Which lines in the records below contain the word "Lagerbereich"? Copy each one out.

::::

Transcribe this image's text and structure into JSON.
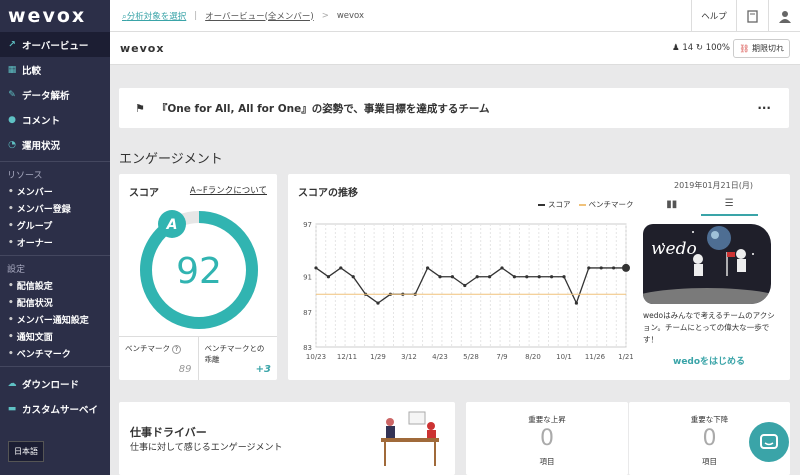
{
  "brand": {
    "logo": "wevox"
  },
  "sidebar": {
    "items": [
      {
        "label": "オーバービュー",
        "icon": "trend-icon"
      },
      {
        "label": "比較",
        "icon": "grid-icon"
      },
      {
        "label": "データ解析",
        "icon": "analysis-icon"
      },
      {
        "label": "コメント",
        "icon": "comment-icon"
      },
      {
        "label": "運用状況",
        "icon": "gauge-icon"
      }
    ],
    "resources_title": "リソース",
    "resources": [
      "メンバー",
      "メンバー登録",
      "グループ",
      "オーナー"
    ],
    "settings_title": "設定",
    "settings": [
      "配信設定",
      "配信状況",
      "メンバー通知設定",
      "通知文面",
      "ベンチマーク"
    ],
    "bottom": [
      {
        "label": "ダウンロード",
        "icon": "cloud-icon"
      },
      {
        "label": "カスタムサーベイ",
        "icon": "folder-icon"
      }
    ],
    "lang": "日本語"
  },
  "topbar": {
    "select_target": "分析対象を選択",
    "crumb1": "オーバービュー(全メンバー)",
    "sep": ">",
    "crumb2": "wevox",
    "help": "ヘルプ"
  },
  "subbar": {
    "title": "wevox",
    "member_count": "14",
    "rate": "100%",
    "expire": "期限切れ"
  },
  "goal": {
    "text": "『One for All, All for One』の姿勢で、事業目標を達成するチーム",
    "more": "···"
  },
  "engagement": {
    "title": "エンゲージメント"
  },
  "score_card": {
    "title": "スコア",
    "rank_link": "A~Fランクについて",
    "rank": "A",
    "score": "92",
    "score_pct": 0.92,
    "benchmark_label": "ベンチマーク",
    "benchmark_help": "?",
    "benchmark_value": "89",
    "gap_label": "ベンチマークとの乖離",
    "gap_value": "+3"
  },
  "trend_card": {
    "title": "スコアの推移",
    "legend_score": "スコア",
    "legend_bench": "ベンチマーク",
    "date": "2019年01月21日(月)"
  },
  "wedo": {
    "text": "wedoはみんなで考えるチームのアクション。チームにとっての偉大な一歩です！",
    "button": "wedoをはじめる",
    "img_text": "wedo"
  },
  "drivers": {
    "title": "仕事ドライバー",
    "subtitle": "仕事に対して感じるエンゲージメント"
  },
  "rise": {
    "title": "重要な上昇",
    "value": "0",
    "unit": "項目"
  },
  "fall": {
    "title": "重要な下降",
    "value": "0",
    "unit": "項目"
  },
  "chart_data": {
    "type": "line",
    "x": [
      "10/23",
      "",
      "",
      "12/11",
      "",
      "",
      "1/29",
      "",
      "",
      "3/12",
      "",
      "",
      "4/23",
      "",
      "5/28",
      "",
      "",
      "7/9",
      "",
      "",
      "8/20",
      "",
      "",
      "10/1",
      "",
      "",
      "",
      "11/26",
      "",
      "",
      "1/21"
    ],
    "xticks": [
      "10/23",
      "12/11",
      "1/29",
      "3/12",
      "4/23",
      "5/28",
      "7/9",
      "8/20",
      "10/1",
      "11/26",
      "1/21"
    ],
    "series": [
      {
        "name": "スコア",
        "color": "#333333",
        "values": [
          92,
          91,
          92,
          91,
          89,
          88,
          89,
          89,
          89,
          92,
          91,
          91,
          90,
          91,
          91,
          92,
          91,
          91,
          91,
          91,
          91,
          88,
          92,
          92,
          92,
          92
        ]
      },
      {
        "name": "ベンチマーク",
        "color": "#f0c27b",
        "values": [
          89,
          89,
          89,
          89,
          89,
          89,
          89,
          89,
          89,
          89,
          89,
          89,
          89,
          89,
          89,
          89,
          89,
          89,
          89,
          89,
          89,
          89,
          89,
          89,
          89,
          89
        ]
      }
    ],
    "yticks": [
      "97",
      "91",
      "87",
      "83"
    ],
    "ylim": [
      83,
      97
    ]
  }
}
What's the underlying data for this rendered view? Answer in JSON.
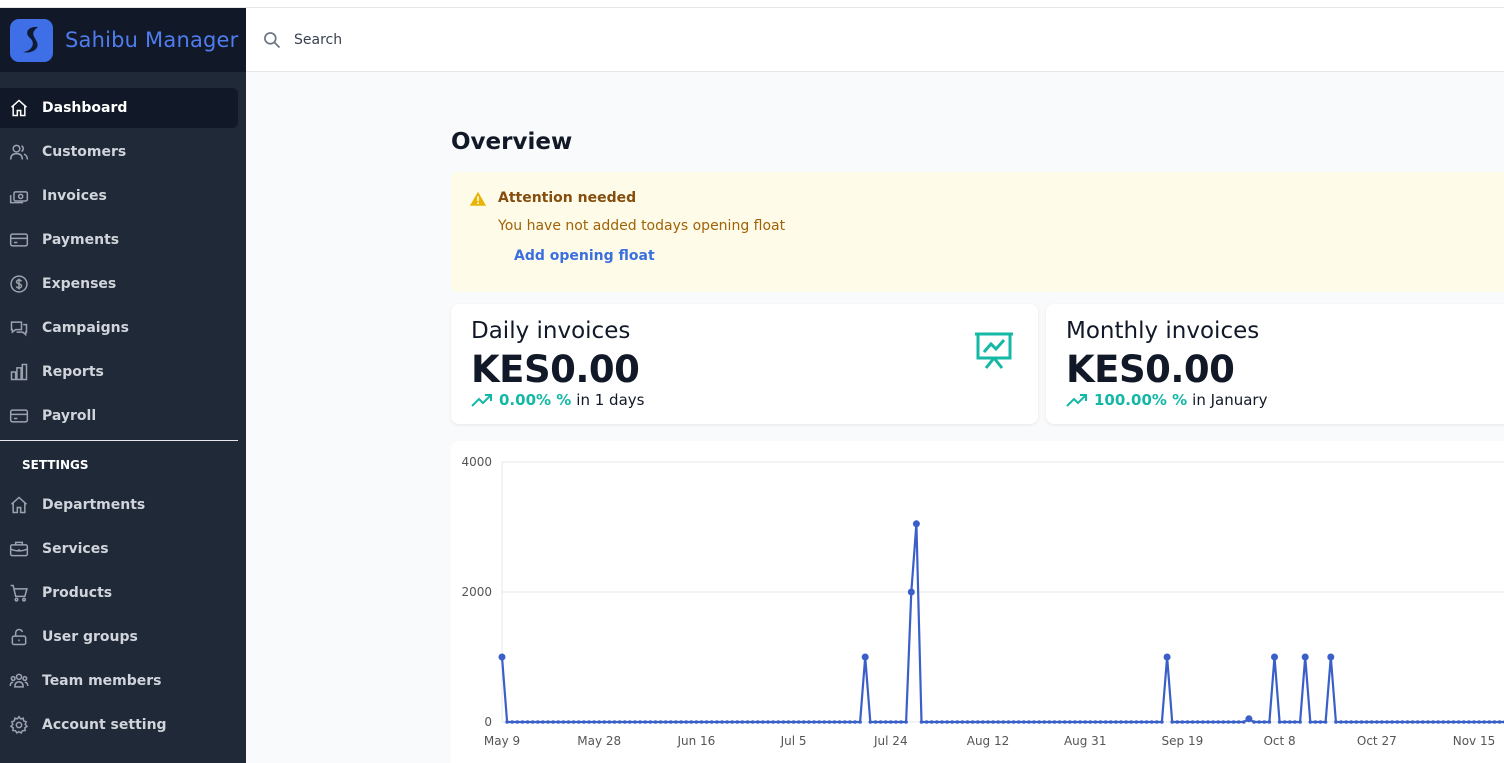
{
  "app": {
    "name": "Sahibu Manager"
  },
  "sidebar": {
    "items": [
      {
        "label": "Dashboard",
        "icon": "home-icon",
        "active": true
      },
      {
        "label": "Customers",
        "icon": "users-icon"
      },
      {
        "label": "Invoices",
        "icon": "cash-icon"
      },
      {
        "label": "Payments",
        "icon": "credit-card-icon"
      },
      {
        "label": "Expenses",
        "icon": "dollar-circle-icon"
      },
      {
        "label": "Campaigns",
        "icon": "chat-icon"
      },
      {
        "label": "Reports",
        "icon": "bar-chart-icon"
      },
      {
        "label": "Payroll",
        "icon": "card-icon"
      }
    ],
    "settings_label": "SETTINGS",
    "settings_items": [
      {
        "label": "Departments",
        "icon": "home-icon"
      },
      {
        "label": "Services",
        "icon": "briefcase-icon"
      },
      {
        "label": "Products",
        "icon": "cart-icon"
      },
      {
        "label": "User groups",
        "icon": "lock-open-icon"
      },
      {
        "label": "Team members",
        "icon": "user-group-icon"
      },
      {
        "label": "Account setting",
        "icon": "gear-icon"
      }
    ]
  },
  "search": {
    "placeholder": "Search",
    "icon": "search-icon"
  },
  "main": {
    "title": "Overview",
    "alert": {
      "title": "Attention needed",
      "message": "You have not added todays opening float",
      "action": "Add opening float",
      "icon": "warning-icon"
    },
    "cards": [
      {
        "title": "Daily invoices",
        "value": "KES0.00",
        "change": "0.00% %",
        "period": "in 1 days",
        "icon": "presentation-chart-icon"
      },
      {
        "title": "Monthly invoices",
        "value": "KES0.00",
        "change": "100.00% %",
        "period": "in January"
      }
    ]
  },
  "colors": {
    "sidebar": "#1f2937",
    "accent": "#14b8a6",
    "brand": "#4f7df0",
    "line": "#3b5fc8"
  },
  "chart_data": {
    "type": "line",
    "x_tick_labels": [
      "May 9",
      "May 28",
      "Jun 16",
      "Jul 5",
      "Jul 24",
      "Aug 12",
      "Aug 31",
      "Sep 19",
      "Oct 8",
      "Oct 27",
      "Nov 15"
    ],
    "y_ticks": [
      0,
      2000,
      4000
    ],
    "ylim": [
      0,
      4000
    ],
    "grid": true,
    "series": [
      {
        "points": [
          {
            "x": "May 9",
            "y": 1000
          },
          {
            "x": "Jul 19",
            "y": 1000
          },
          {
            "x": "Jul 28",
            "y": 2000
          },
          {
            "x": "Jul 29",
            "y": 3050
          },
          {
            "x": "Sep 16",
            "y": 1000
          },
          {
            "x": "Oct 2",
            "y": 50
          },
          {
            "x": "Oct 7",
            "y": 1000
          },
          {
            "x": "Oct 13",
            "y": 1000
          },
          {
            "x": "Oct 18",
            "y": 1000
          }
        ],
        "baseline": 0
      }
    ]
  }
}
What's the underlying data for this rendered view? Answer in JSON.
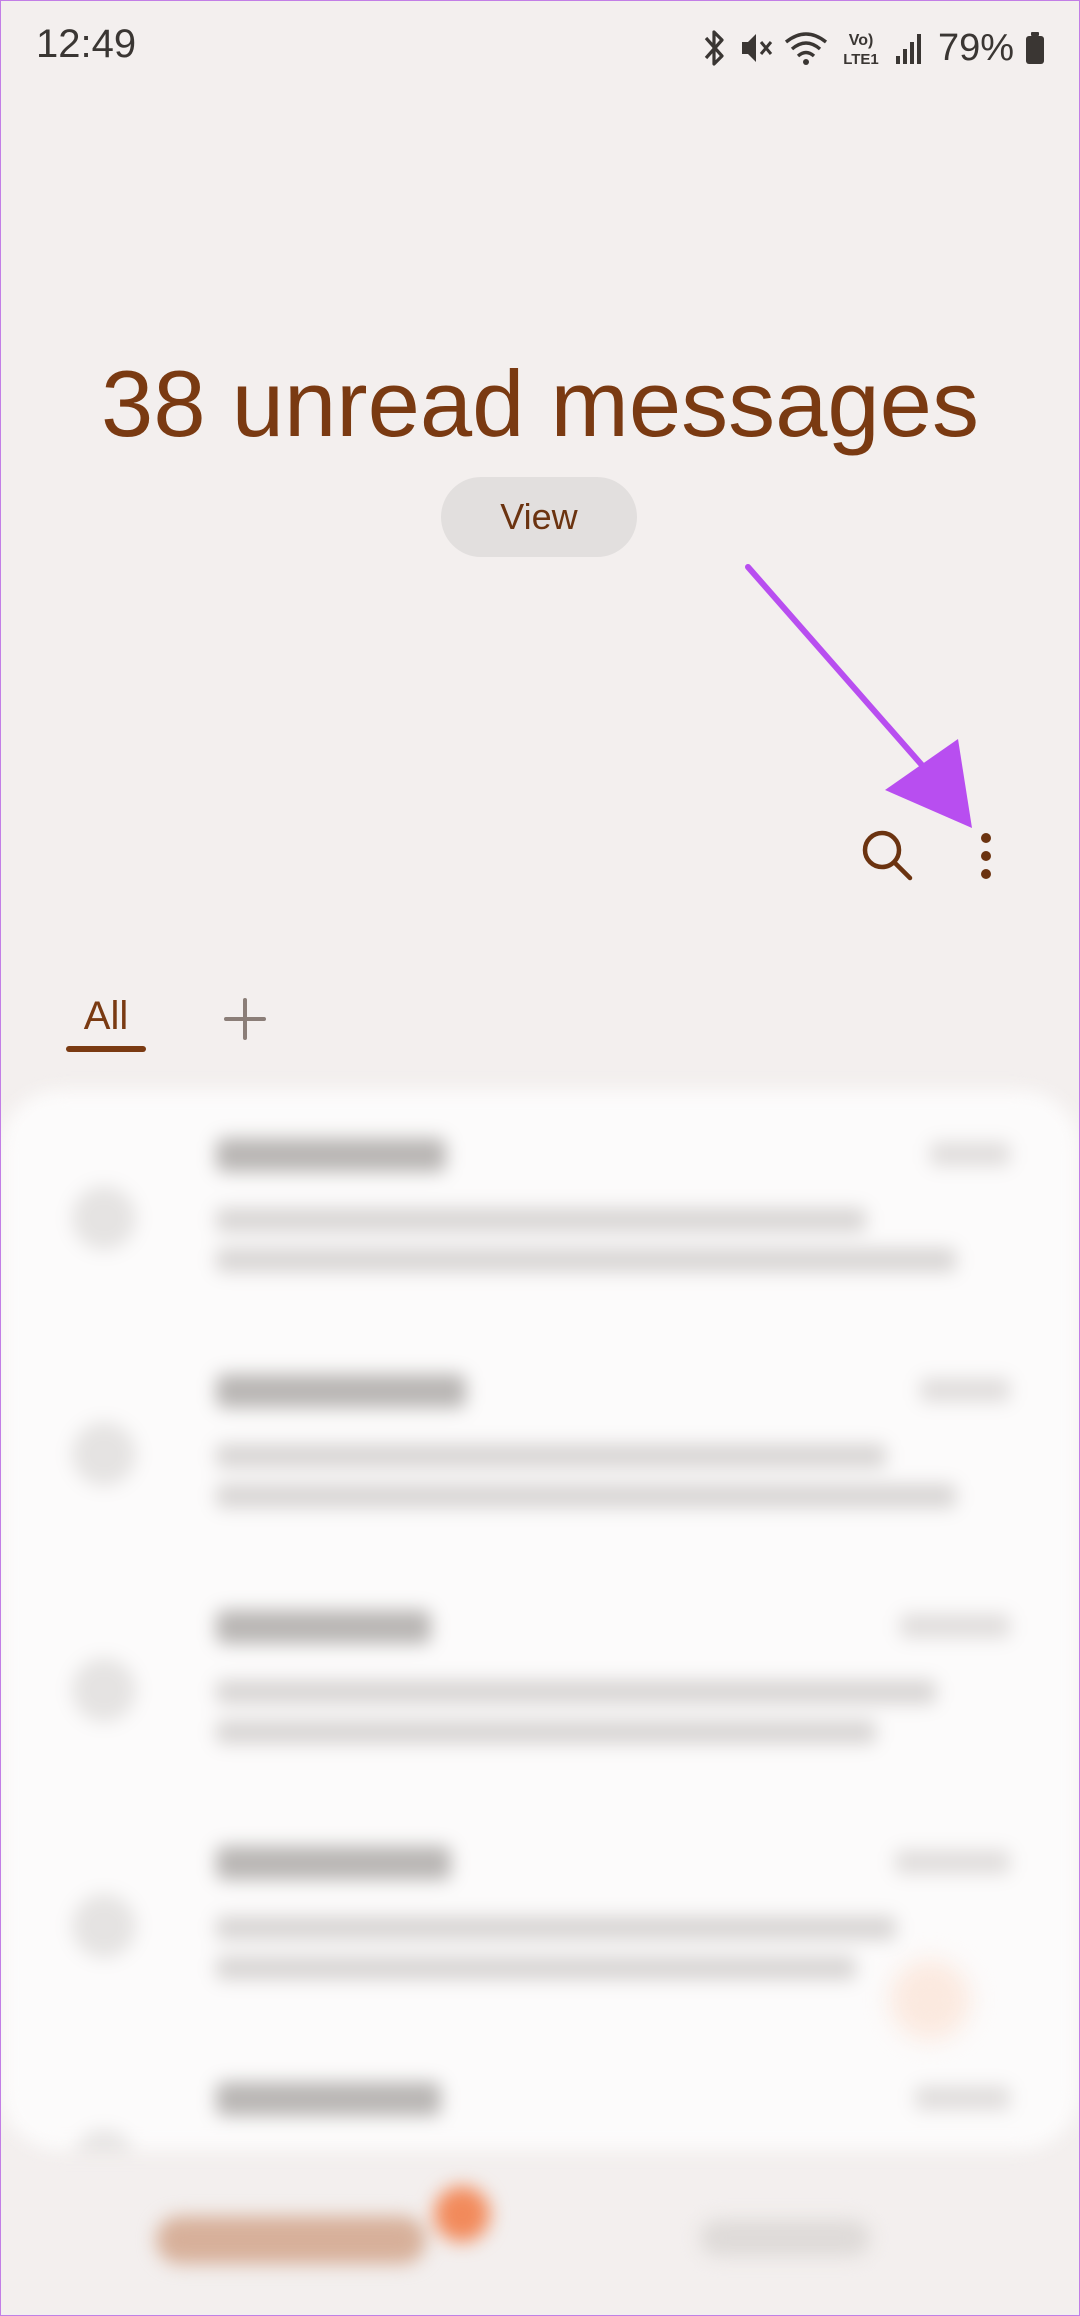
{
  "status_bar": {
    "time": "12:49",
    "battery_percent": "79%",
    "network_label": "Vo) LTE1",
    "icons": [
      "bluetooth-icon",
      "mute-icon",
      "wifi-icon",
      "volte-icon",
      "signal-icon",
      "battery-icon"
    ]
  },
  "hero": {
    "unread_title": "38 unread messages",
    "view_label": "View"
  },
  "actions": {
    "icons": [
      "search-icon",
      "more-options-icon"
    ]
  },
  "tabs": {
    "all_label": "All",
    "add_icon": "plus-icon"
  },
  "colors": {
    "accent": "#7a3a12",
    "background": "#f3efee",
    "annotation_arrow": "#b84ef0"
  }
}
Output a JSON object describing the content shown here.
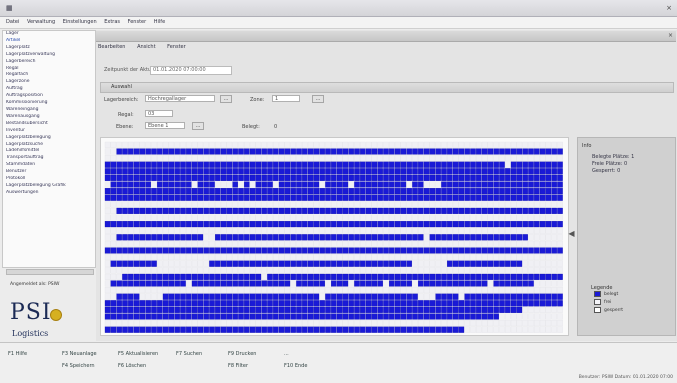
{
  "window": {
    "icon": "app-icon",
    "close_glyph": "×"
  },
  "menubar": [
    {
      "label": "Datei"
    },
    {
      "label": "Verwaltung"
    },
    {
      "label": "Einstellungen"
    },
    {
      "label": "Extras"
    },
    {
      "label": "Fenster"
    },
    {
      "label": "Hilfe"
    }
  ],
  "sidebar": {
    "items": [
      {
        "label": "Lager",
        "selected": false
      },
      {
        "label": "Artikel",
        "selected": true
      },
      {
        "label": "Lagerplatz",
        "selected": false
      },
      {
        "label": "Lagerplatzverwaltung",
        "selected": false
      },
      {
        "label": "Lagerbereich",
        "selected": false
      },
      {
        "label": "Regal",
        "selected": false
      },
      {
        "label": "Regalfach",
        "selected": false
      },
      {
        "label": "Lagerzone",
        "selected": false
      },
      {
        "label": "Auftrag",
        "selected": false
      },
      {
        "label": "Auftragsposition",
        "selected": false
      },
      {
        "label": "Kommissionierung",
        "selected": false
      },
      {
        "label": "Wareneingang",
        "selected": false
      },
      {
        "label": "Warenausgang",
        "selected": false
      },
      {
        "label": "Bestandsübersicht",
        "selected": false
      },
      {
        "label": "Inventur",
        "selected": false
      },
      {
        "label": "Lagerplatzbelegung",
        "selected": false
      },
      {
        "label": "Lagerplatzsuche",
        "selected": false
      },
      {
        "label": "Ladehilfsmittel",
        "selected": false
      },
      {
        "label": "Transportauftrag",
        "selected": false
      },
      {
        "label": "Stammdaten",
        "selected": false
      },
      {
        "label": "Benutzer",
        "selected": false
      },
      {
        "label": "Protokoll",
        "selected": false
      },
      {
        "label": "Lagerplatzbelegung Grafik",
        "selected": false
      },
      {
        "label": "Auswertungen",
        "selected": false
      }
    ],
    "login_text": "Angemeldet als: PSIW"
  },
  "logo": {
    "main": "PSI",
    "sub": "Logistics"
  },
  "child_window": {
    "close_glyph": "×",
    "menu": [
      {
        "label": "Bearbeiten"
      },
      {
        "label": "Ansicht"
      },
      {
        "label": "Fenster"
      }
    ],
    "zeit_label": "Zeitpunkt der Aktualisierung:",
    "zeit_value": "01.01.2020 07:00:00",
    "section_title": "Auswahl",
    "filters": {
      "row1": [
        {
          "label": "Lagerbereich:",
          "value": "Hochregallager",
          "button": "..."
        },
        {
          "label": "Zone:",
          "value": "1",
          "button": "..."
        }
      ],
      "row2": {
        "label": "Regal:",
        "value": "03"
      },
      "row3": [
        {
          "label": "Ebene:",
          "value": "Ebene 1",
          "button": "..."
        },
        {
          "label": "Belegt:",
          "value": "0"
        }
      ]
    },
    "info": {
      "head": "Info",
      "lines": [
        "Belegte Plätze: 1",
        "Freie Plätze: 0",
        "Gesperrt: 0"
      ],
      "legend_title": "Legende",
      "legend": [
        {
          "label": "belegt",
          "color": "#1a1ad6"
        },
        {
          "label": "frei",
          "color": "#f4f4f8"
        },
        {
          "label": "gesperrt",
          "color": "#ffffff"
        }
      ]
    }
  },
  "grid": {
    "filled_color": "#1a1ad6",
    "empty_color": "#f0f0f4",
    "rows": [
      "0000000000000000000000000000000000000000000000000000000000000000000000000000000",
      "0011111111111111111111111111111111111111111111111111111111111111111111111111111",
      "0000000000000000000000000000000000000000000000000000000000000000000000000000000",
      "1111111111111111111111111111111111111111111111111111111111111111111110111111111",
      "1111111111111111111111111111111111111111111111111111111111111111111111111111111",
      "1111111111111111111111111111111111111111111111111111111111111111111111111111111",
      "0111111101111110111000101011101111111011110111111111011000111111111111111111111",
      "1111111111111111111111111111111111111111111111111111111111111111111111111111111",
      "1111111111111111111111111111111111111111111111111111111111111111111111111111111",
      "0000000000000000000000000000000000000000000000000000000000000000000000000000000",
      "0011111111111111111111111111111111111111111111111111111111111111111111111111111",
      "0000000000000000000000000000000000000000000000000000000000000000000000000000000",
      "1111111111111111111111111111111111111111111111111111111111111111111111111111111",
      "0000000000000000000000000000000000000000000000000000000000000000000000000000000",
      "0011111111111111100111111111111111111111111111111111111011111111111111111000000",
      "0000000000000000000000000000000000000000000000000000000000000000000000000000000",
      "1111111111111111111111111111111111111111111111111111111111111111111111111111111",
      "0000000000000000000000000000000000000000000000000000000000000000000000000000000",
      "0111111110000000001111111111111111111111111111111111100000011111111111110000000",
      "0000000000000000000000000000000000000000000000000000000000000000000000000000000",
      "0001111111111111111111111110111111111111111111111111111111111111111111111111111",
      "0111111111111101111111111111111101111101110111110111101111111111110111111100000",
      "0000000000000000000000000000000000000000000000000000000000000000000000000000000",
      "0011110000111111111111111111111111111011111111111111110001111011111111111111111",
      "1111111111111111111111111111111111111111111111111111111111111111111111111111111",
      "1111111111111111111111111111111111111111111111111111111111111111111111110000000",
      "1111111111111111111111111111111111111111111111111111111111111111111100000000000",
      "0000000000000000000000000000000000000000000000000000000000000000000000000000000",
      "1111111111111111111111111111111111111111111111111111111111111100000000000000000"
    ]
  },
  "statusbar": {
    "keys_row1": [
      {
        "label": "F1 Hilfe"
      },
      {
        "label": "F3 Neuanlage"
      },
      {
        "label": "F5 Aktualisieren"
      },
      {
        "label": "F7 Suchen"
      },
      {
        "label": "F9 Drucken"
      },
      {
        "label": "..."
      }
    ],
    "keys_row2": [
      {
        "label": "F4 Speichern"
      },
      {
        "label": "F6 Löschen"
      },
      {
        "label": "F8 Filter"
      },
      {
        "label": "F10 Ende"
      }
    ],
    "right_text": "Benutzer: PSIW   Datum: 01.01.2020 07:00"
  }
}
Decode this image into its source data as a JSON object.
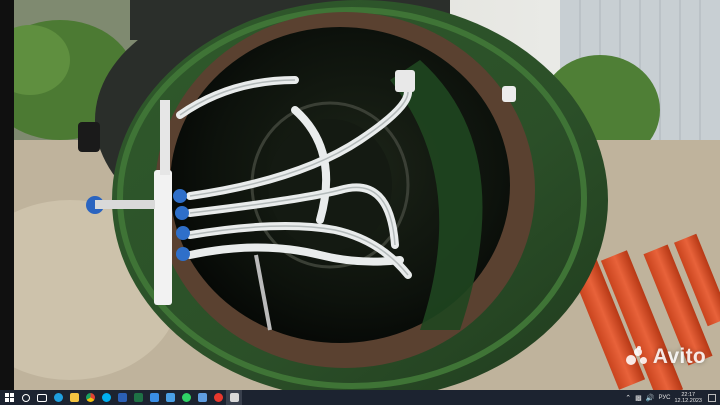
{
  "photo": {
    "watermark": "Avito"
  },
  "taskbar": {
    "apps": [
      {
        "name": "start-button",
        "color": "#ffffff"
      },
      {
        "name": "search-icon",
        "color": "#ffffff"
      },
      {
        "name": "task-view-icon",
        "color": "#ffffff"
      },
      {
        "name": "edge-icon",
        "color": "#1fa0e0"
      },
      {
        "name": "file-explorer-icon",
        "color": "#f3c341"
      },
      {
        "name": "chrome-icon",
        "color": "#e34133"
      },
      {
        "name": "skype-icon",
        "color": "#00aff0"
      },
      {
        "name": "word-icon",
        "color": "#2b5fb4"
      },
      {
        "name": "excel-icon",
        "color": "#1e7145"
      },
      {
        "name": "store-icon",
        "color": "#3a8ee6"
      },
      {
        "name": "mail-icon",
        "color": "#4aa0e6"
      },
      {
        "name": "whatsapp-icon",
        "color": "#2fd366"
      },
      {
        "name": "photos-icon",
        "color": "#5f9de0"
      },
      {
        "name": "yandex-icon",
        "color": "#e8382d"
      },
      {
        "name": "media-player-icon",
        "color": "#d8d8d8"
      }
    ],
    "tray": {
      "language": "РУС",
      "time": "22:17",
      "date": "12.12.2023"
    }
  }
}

::::

### EXPECTED ANSWER
        "label": "Lagerbereich",
          "label": "Lagerbereich:",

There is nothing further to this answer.